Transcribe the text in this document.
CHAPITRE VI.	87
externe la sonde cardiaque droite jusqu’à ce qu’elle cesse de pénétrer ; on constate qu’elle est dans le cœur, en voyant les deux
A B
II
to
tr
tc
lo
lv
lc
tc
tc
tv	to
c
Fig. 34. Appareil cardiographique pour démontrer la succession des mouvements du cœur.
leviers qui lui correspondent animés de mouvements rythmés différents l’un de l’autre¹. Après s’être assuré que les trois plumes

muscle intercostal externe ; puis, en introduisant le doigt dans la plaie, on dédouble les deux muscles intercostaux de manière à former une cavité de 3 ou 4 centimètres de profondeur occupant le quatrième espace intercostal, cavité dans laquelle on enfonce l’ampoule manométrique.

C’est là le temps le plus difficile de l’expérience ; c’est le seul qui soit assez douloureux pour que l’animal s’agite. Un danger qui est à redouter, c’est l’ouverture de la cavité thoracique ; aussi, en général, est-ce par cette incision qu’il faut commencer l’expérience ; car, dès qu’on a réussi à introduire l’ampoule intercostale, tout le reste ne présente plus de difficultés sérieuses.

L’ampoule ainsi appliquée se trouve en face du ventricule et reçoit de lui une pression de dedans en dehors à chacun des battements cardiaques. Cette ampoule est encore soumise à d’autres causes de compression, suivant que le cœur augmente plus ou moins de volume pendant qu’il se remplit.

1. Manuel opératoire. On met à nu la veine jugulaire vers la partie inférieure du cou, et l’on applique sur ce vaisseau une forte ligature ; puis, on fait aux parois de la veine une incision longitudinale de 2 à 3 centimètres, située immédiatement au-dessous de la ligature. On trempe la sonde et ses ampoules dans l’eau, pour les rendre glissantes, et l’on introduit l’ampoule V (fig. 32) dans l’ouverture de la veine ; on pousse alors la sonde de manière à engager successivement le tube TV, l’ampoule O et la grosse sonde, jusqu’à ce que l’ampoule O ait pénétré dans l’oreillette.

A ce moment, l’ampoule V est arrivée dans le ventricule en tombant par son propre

==

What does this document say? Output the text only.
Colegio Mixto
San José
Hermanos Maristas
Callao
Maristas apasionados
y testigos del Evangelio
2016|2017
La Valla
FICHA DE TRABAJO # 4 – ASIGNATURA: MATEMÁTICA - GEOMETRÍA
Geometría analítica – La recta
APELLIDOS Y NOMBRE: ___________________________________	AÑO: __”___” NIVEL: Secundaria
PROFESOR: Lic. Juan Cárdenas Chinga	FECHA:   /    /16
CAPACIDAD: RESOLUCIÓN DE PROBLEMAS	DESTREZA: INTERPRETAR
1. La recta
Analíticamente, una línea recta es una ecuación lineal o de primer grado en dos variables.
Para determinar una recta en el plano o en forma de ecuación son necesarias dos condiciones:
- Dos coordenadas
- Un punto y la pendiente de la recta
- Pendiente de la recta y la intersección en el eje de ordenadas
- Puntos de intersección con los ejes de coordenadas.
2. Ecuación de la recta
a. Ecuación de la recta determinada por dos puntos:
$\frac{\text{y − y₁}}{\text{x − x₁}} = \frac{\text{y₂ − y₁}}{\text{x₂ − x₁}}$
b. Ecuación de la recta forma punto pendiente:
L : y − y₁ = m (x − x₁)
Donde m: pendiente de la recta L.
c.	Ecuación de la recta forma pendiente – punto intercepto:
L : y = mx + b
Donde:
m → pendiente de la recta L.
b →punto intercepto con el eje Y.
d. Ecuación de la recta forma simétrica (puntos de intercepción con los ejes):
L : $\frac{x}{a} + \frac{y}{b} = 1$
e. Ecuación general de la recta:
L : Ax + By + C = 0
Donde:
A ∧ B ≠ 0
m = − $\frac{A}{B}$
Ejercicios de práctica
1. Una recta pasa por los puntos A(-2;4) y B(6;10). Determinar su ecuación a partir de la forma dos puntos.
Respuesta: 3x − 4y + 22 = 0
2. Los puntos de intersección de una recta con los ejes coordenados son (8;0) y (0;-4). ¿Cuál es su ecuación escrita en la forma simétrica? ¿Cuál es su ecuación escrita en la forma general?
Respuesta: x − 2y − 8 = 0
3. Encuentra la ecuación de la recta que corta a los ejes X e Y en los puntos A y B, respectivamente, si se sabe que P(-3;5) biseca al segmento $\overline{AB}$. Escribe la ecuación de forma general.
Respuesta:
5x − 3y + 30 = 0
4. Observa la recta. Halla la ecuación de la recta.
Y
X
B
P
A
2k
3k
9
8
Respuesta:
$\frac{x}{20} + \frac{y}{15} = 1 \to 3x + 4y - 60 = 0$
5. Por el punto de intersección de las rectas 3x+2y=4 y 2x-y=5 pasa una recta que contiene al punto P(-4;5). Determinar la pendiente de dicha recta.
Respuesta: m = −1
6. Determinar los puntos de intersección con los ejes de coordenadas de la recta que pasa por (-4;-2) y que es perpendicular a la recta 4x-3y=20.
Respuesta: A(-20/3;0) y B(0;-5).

TASK DETAILS
Pick each line holding the word "intercepto" out of the listing.

SOLUTION TO THIS PROBLEM
c.	Ecuación de la recta forma pendiente – punto intercepto:
b →punto intercepto con el eje Y.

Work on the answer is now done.